REQUIRED WORK:
1. Set down word for word the passage of the article on Royal Wood below, starting with "On the scene" and going on through "songstress Sarah Slean.".
2. According to the article on Royal Wood below, why did Wood go back to his family farm near Peterborough? Answer in one to three sentences.
3. Write what comes next in the article on Royal Wood below, picking up after its final sentence.

EXTRACT TO READ:
::::::::
Music has a way of healing even in the darkest moments.
For Canadian artist Royal Wood, it was a certain song that helped him deal with the gamut of emotions from the recent loss of his father.
After cancelling his European dates set for earlier this month, Wood (née John Royal Wood Nicholson) went back to his family farm near Peterborough, Ont. to be with his mom, three brothers and sister to celebrate his dad’s life.
On his last day at the farm, he went for his regular run in the morning, but this time decided to play some music. He ended up listening to Steve Winwood’s Back in the High Life Again.
“It’s funny what I listen to at certain times,” said Wood, who is about to resume touring and is heading this way for a performance in Vernon Wednesday. “I kept playing it over and over again. It brought me to tears. I felt pain, but it was the message to get right back in the high life… Only music can do this.”
Those who listen to Canada’s public broadcaster, or have heard one of his songs on a TV or movie soundtrack, could say they have been healed by Wood’s music.
On the scene for the past decade, the singer-songwriter and multi-instrumentalist made his mark with contemplative singles such as A Mirror Without and Juliet from his 2007 album A Good Enough Day.
Then there was the melancholy message of Do You Recall?, off 2010’s The Waiting, which spoke of heartbreak.
His music shifted with 2014’s The Burning Bright, with singles such as White Flag and Forever and Ever, which could be deemed as Wood’s breakup album after his separation from Canadian songstress Sarah Slean.
“When I started, my music was sad. Now, you could say I am in a good place in my life,” said Wood. “I feel more grounded now. I have had some major paradigm shifts in life, watching my siblings have kids, getting married then divorced. I have a better understanding of life and it’s speeding up as I get older.”
After his divorce, Wood decided to take some time off and holed himself away in a remote cabin in Ireland.
::::::::
INFORMATION PROVIDED:
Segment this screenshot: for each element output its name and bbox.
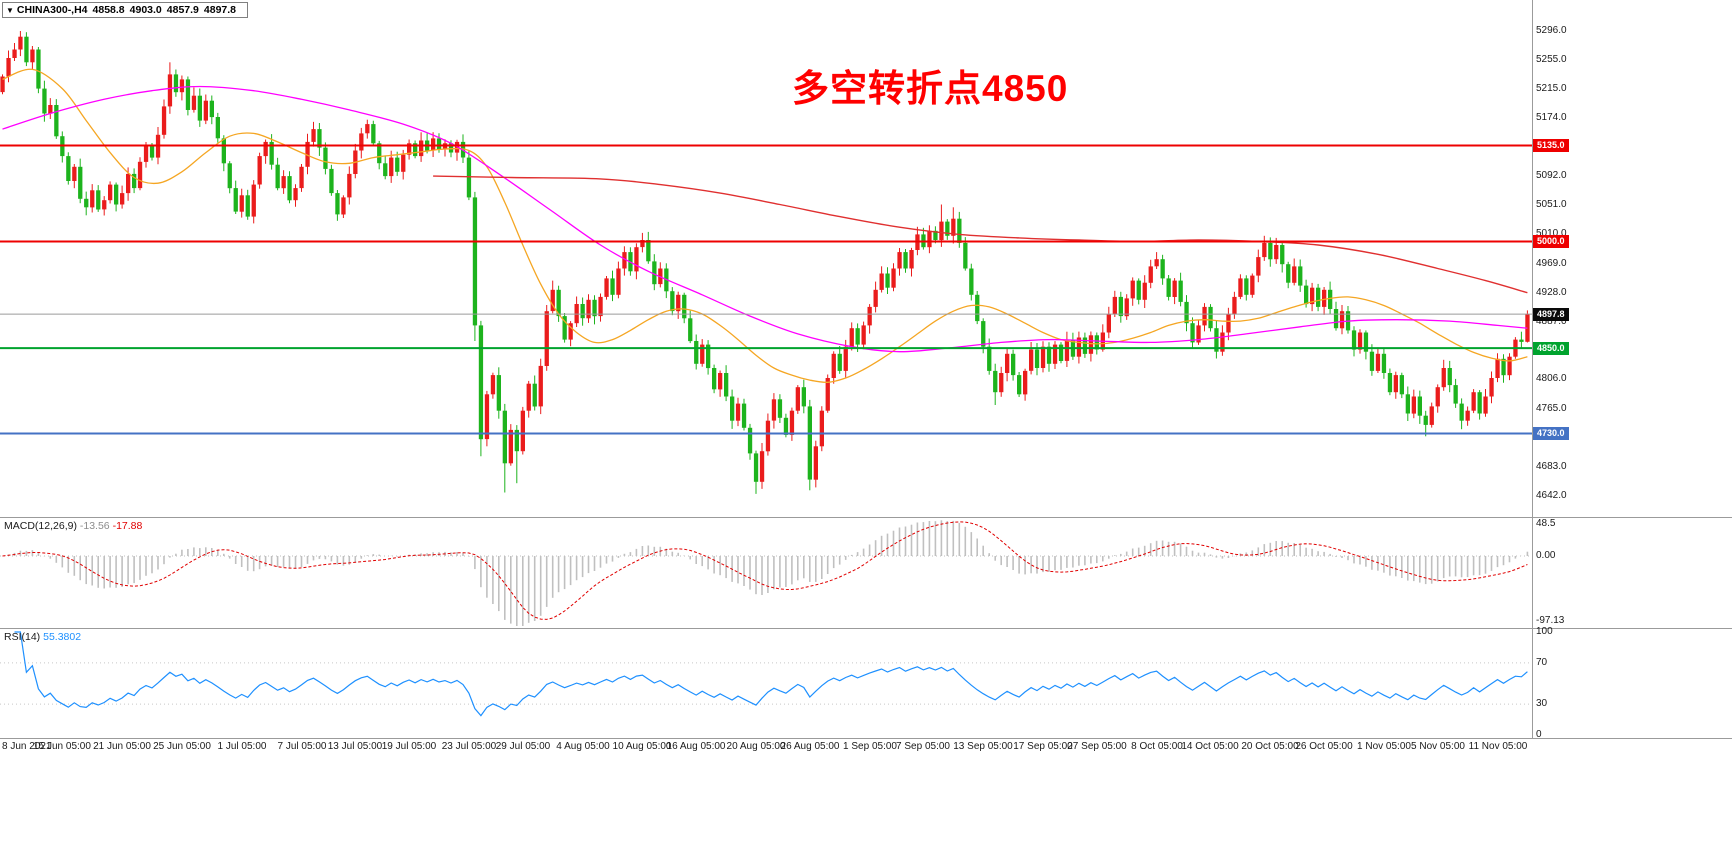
time-axis-label: 1 Sep 05:00 <box>843 741 897 752</box>
price-tag-5000.0: 5000.0 <box>1533 235 1569 248</box>
rsi-axis-label: 70 <box>1536 657 1548 668</box>
current-price-tag: 4897.8 <box>1533 308 1569 321</box>
time-axis-label: 11 Nov 05:00 <box>1468 741 1528 752</box>
price-axis-label: 4887.0 <box>1536 316 1567 327</box>
price-axis-label: 4642.0 <box>1536 490 1567 501</box>
price-axis-label: 5296.0 <box>1536 25 1567 36</box>
slow-ma-red <box>433 175 1528 294</box>
rsi-axis-label: 0 <box>1536 729 1542 740</box>
price-axis-label: 4928.0 <box>1536 287 1567 298</box>
rsi-axis-label: 100 <box>1536 626 1553 637</box>
time-axis-label: 29 Jul 05:00 <box>495 741 551 752</box>
macd-axis-label: -97.13 <box>1536 615 1565 626</box>
main-price-chart[interactable] <box>0 0 1532 517</box>
time-axis-label: 26 Oct 05:00 <box>1295 741 1353 752</box>
time-axis-label: 8 Oct 05:00 <box>1131 741 1183 752</box>
time-axis-label: 5 Nov 05:00 <box>1411 741 1465 752</box>
collapse-triangle-icon[interactable]: ▼ <box>6 6 14 15</box>
panel-divider[interactable] <box>0 628 1732 629</box>
time-axis-label: 14 Oct 05:00 <box>1181 741 1239 752</box>
time-axis-label: 16 Aug 05:00 <box>666 741 726 752</box>
time-axis-label: 13 Jul 05:00 <box>327 741 383 752</box>
price-axis-label: 4969.0 <box>1536 258 1567 269</box>
symbol-ohlc-info[interactable]: ▼ CHINA300-,H4 4858.8 4903.0 4857.9 4897.8 <box>2 2 249 18</box>
price-axis-label: 5255.0 <box>1536 54 1567 65</box>
price-tag-4730.0: 4730.0 <box>1533 427 1569 440</box>
price-tag-4850.0: 4850.0 <box>1533 342 1569 355</box>
panel-divider[interactable] <box>0 738 1732 739</box>
macd-label-text: MACD(12,26,9) <box>4 520 77 532</box>
time-axis-label: 15 Jun 05:00 <box>33 741 91 752</box>
price-axis-label: 5092.0 <box>1536 170 1567 181</box>
time-axis-label: 8 Jun 2021 <box>2 741 52 752</box>
time-axis-label: 7 Jul 05:00 <box>277 741 327 752</box>
time-axis-label: 1 Jul 05:00 <box>217 741 267 752</box>
candles <box>0 31 1530 494</box>
rsi-value: 55.3802 <box>43 631 82 643</box>
time-axis-label: 25 Jun 05:00 <box>153 741 211 752</box>
mid-ma-magenta <box>2 85 1528 353</box>
macd-main-value: -13.56 <box>79 520 110 532</box>
price-axis-separator[interactable] <box>1532 0 1533 739</box>
price-axis-label: 4806.0 <box>1536 373 1567 384</box>
ohlc-open: 4858.8 <box>92 4 125 16</box>
price-axis-label: 4683.0 <box>1536 461 1567 472</box>
time-axis-label: 1 Nov 05:00 <box>1357 741 1411 752</box>
price-axis-label: 5174.0 <box>1536 112 1567 123</box>
ohlc-close: 4897.8 <box>203 4 237 16</box>
time-axis-label: 27 Sep 05:00 <box>1067 741 1127 752</box>
chart-annotation-text: 多空转折点4850 <box>792 68 1069 109</box>
time-axis-label: 7 Sep 05:00 <box>896 741 950 752</box>
rsi-label-text: RSI(14) <box>4 631 41 643</box>
macd-signal-value: -17.88 <box>112 520 143 532</box>
macd-indicator-label: MACD(12,26,9) -13.56 -17.88 <box>4 520 142 532</box>
time-axis-label: 23 Jul 05:00 <box>441 741 497 752</box>
rsi-axis-label: 30 <box>1536 698 1548 709</box>
fast-ma-orange <box>2 68 1528 383</box>
macd-signal-line <box>2 521 1528 620</box>
time-axis-label: 17 Sep 05:00 <box>1013 741 1073 752</box>
rsi-line <box>14 631 1528 717</box>
macd-axis-label: 0.00 <box>1536 550 1556 561</box>
price-axis-label: 5010.0 <box>1536 228 1567 239</box>
ohlc-high: 4903.0 <box>129 4 162 16</box>
price-axis-label: 5051.0 <box>1536 199 1567 210</box>
ohlc-low: 4857.9 <box>166 4 199 16</box>
time-axis-label: 20 Aug 05:00 <box>726 741 786 752</box>
time-axis-label: 26 Aug 05:00 <box>780 741 840 752</box>
price-axis-label: 4765.0 <box>1536 403 1567 414</box>
macd-axis-label: 48.5 <box>1536 518 1556 529</box>
price-tag-5135.0: 5135.0 <box>1533 139 1569 152</box>
rsi-indicator-label: RSI(14) 55.3802 <box>4 631 81 643</box>
panel-divider[interactable] <box>0 517 1732 518</box>
time-axis-label: 4 Aug 05:00 <box>556 741 610 752</box>
time-axis-label: 21 Jun 05:00 <box>93 741 151 752</box>
time-axis-label: 10 Aug 05:00 <box>612 741 672 752</box>
time-axis-label: 13 Sep 05:00 <box>953 741 1013 752</box>
macd-histogram <box>7 520 1529 626</box>
symbol-timeframe: CHINA300-,H4 <box>16 4 88 16</box>
time-axis-label: 20 Oct 05:00 <box>1241 741 1299 752</box>
time-axis-label: 19 Jul 05:00 <box>381 741 437 752</box>
price-axis-label: 5215.0 <box>1536 83 1567 94</box>
macd-panel-chart[interactable] <box>0 518 1532 628</box>
rsi-panel-chart[interactable] <box>0 629 1532 738</box>
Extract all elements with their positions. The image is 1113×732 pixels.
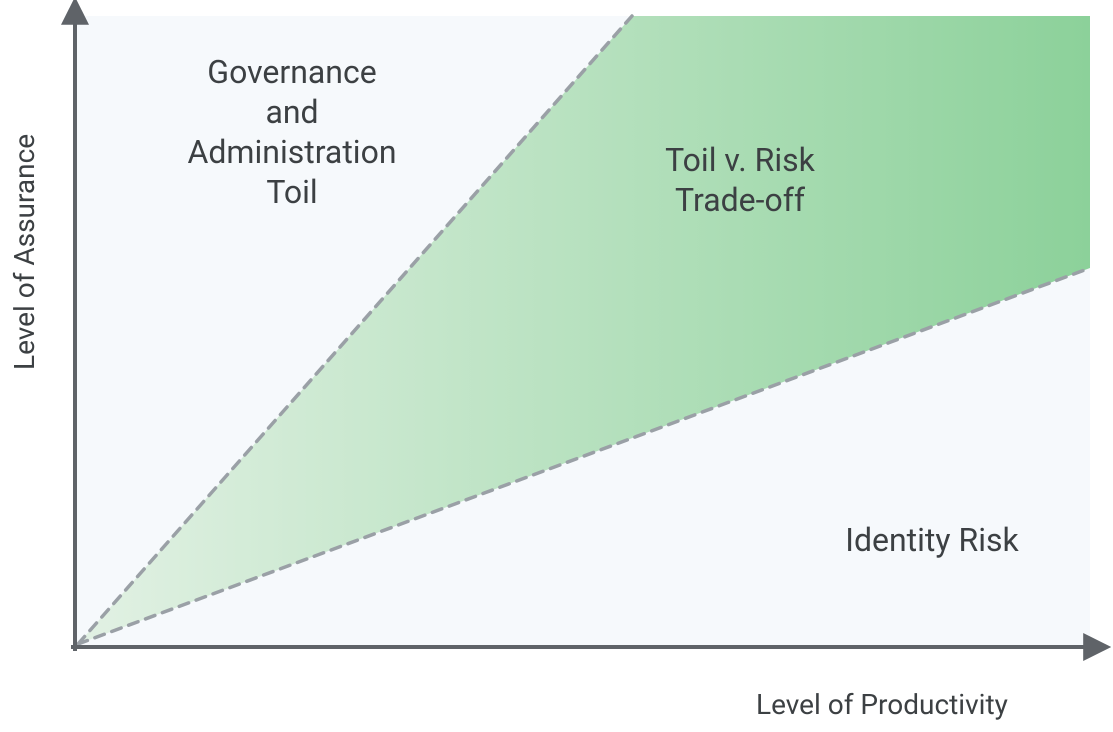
region-label-line: and (142, 92, 442, 132)
region-label-governance-toil: GovernanceandAdministrationToil (142, 52, 442, 212)
region-label-line: Governance (142, 52, 442, 92)
y-axis-label: Level of Assurance (8, 134, 41, 370)
region-label-line: Identity Risk (802, 520, 1062, 560)
region-label-trade-off: Toil v. RiskTrade-off (610, 140, 870, 220)
region-label-line: Toil v. Risk (610, 140, 870, 180)
region-label-line: Administration (142, 132, 442, 172)
region-label-line: Trade-off (610, 180, 870, 220)
x-axis-label: Level of Productivity (756, 688, 1008, 721)
region-label-identity-risk: Identity Risk (802, 520, 1062, 560)
trade-off-chart: Level of Assurance Level of Productivity… (0, 0, 1113, 732)
region-label-line: Toil (142, 172, 442, 212)
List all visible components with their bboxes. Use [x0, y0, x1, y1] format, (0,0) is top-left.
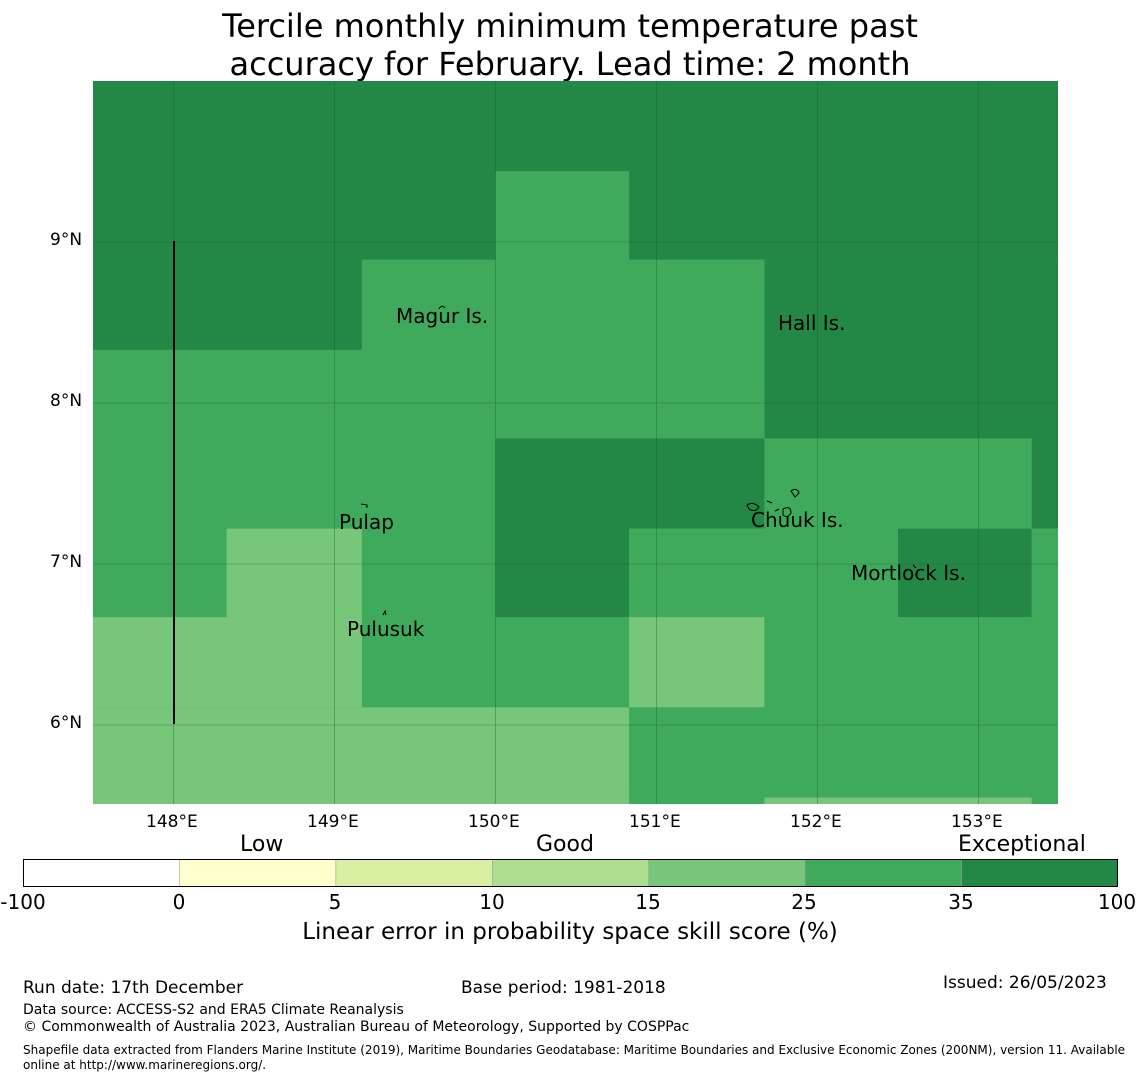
- skill-score-map: Magur Is. Hall Is. Pulap Chuuk Is. Mortl…: [93, 81, 1058, 804]
- colorbar-tick: 25: [791, 890, 817, 914]
- base-period: Base period: 1981-2018: [461, 978, 666, 998]
- colorbar-segment: [492, 859, 649, 887]
- lon-tick-153: 153°E: [951, 812, 1003, 832]
- skill-cell-good_high: [495, 171, 630, 260]
- skill-cell-good_mid: [93, 707, 630, 804]
- skill-cell-good_high: [93, 438, 496, 529]
- place-label-mortlock: Mortlock Is.: [851, 561, 966, 585]
- place-label-chuuk: Chuuk Is.: [751, 508, 844, 532]
- skill-cell-exceptional: [495, 81, 630, 172]
- skill-cell-exceptional: [495, 438, 765, 529]
- skill-cell-good_high: [93, 349, 362, 439]
- skill-cell-good_high: [764, 438, 1032, 529]
- place-label-pulusuk: Pulusuk: [347, 617, 425, 641]
- data-source: Data source: ACCESS-S2 and ERA5 Climate …: [23, 1002, 404, 1018]
- run-date: Run date: 17th December: [23, 978, 244, 998]
- issued-date: Issued: 26/05/2023: [943, 973, 1107, 993]
- colorbar-segment: [179, 859, 337, 887]
- place-label-pulap: Pulap: [339, 510, 394, 534]
- skill-cell-good_high: [495, 617, 630, 708]
- skill-cell-good_high: [629, 707, 1058, 790]
- lon-tick-149: 149°E: [307, 812, 359, 832]
- mortlock-island-shape: [912, 564, 917, 569]
- colorbar-tick: 0: [172, 890, 186, 914]
- skill-cell-good_high: [93, 528, 227, 618]
- lon-tick-152: 152°E: [790, 812, 842, 832]
- lat-tick-8: 8°N: [50, 391, 83, 411]
- colorbar-category-low: Low: [240, 832, 284, 857]
- copyright: © Commonwealth of Australia 2023, Austra…: [23, 1019, 690, 1035]
- skill-cell-good_mid: [629, 617, 765, 708]
- shapefile-credit: Shapefile data extracted from Flanders M…: [23, 1043, 1126, 1072]
- skill-cell-exceptional: [93, 81, 362, 350]
- skill-cell-good_high: [764, 617, 1058, 708]
- colorbar-segment: [335, 859, 493, 887]
- pulap-island-shape: [360, 503, 368, 508]
- colorbar-tick: 35: [948, 890, 974, 914]
- colorbar-tick: -100: [0, 890, 46, 914]
- skill-cell-exceptional: [361, 81, 496, 260]
- colorbar-tick: 15: [635, 890, 661, 914]
- skill-cell-exceptional: [1031, 438, 1058, 529]
- magur-island-shape: [438, 305, 446, 310]
- map-title-line-2: accuracy for February. Lead time: 2 mont…: [229, 45, 911, 83]
- skill-cell-good_high: [629, 528, 898, 618]
- skill-cell-good_mid: [764, 797, 1032, 804]
- skill-cell-good_high: [361, 259, 765, 439]
- colorbar-tick: 5: [328, 890, 342, 914]
- colorbar-tick: 10: [479, 890, 505, 914]
- map-title-line-1: Tercile monthly minimum temperature past: [222, 7, 918, 45]
- skill-cell-good_mid: [93, 617, 362, 708]
- skill-cell-exceptional: [629, 81, 1058, 260]
- colorbar-tick: 100: [1097, 890, 1137, 914]
- skill-cell-exceptional: [495, 528, 630, 618]
- skill-cell-good_high: [361, 528, 496, 708]
- lon-tick-148: 148°E: [146, 812, 198, 832]
- colorbar-segment: [961, 859, 1118, 887]
- colorbar: [23, 859, 1118, 887]
- skill-cell-good_high: [1031, 528, 1058, 618]
- place-label-magur: Magur Is.: [396, 304, 488, 328]
- skill-cell-good_mid: [226, 528, 362, 618]
- colorbar-category-good: Good: [536, 832, 594, 857]
- lat-tick-7: 7°N: [50, 552, 83, 572]
- colorbar-axis-label: Linear error in probability space skill …: [302, 919, 838, 945]
- lon-tick-151: 151°E: [629, 812, 681, 832]
- lat-tick-9: 9°N: [50, 230, 83, 250]
- place-label-hall: Hall Is.: [778, 311, 845, 335]
- skill-cell-exceptional: [764, 259, 1058, 439]
- colorbar-category-exceptional: Exceptional: [958, 832, 1086, 857]
- chuuk-islands-shape: [746, 488, 800, 518]
- colorbar-segment: [804, 859, 962, 887]
- lat-tick-6: 6°N: [50, 713, 83, 733]
- skill-cell-exceptional: [898, 528, 1032, 618]
- lon-tick-150: 150°E: [468, 812, 520, 832]
- colorbar-segment: [648, 859, 806, 887]
- pulusuk-island-shape: [382, 609, 387, 616]
- colorbar-segment: [23, 859, 180, 887]
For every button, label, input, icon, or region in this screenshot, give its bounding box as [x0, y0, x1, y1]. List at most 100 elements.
::::::::
WRITTEN ANSWERS:
1.
On the scene for the past decade, the singer-songwriter and multi-instrumentalist made his mark with contemplative singles such as A Mirror Without and Juliet from his 2007 album A Good Enough Day.
Then there was the melancholy message of Do You Recall?, off 2010’s The Waiting, which spoke of heartbreak.
His music shifted with 2014’s The Burning Bright, with singles such as White Flag and Forever and Ever, which could be deemed as Wood’s breakup album after his separation from Canadian songstress Sarah Slean.

2. Wood went back to the farm after the recent loss of his father. He cancelled his European dates to be with his mom, three brothers and sister to celebrate his dad's life.

3.
“I lived in Ireland for six weeks, with no phone or contact. It was just my instruments and me. It was really off the path. The first week was scary but after the second and third weeks, it was amazing,” he said.
Wood also spent that winter at his family farm, which he bought from his parents a few years ago.
“It’s good to have that sacred land. I brought in rescue horses this year, and had my parents living there. It was good to have them there. It’s where my dad was able to spend his last days at home before he died,” said Wood.
What also resulted was the material for his newest album, Ghost Light.
In his notes about the album, Wood describes it as a return to writing and recording simply for the joy of creation, like when he was a kid.
“(It was) a true letting go and allowing,” he said. “I felt like on this album, I snuffed out the external ghost lights, and allowed my internal light to glow instead. This allowed the spirits of my past, present and future into the room to guide me along my artistic path.”
Wood got back on the bandwagon almost immediately after recording the album, releasing the lead single, Long Way Out, this past Christmas, followed by a national tour in February, performances on the jazz festival circuit this summer, along with some U.S. dates.
And although his father’s death has put a wrench in his heart, Wood says he plans to carry on with this current tour.
“This is how life is supposed to be… We are living in the foreground based on the background,” he said. “As artists and human beings, we have seasons for everything. We can’t go full tilt without death and renewal. When you understand that, you become grateful.”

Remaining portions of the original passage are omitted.